*Material to process*:

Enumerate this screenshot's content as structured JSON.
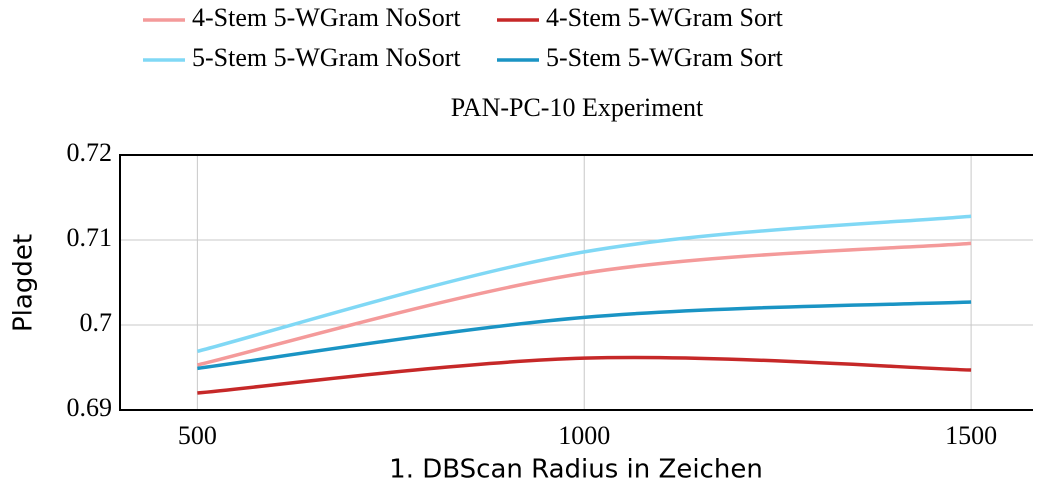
{
  "chart_data": {
    "type": "line",
    "title": "PAN-PC-10 Experiment",
    "x_label": "1. DBScan Radius in Zeichen",
    "y_label": "Plagdet",
    "x": [
      500,
      1000,
      1500
    ],
    "series": [
      {
        "name": "4-Stem 5-WGram NoSort",
        "color": "#f49a9a",
        "values": [
          0.6953,
          0.7061,
          0.7096
        ]
      },
      {
        "name": "4-Stem 5-WGram Sort",
        "color": "#c62828",
        "values": [
          0.692,
          0.6961,
          0.6947
        ]
      },
      {
        "name": "5-Stem 5-WGram NoSort",
        "color": "#80d8f5",
        "values": [
          0.6969,
          0.7086,
          0.7128
        ]
      },
      {
        "name": "5-Stem 5-WGram Sort",
        "color": "#1a94c4",
        "values": [
          0.6949,
          0.7009,
          0.7027
        ]
      }
    ],
    "xlim": [
      400,
      1580
    ],
    "ylim": [
      0.69,
      0.72
    ],
    "xticks": [
      500,
      1000,
      1500
    ],
    "yticks": [
      0.69,
      0.7,
      0.71,
      0.72
    ],
    "grid": true,
    "smooth": true
  }
}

*The problem*: The pictures should not appear in the copy; every other part of the records above must be returned exactly.

*Answer to the task*:
Enumerate this screenshot's content as structured JSON.
{
  "chart_data": {
    "type": "line",
    "title": "PAN-PC-10 Experiment",
    "x_label": "1. DBScan Radius in Zeichen",
    "y_label": "Plagdet",
    "x": [
      500,
      1000,
      1500
    ],
    "series": [
      {
        "name": "4-Stem 5-WGram NoSort",
        "color": "#f49a9a",
        "values": [
          0.6953,
          0.7061,
          0.7096
        ]
      },
      {
        "name": "4-Stem 5-WGram Sort",
        "color": "#c62828",
        "values": [
          0.692,
          0.6961,
          0.6947
        ]
      },
      {
        "name": "5-Stem 5-WGram NoSort",
        "color": "#80d8f5",
        "values": [
          0.6969,
          0.7086,
          0.7128
        ]
      },
      {
        "name": "5-Stem 5-WGram Sort",
        "color": "#1a94c4",
        "values": [
          0.6949,
          0.7009,
          0.7027
        ]
      }
    ],
    "xlim": [
      400,
      1580
    ],
    "ylim": [
      0.69,
      0.72
    ],
    "xticks": [
      500,
      1000,
      1500
    ],
    "yticks": [
      0.69,
      0.7,
      0.71,
      0.72
    ],
    "grid": true,
    "smooth": true
  }
}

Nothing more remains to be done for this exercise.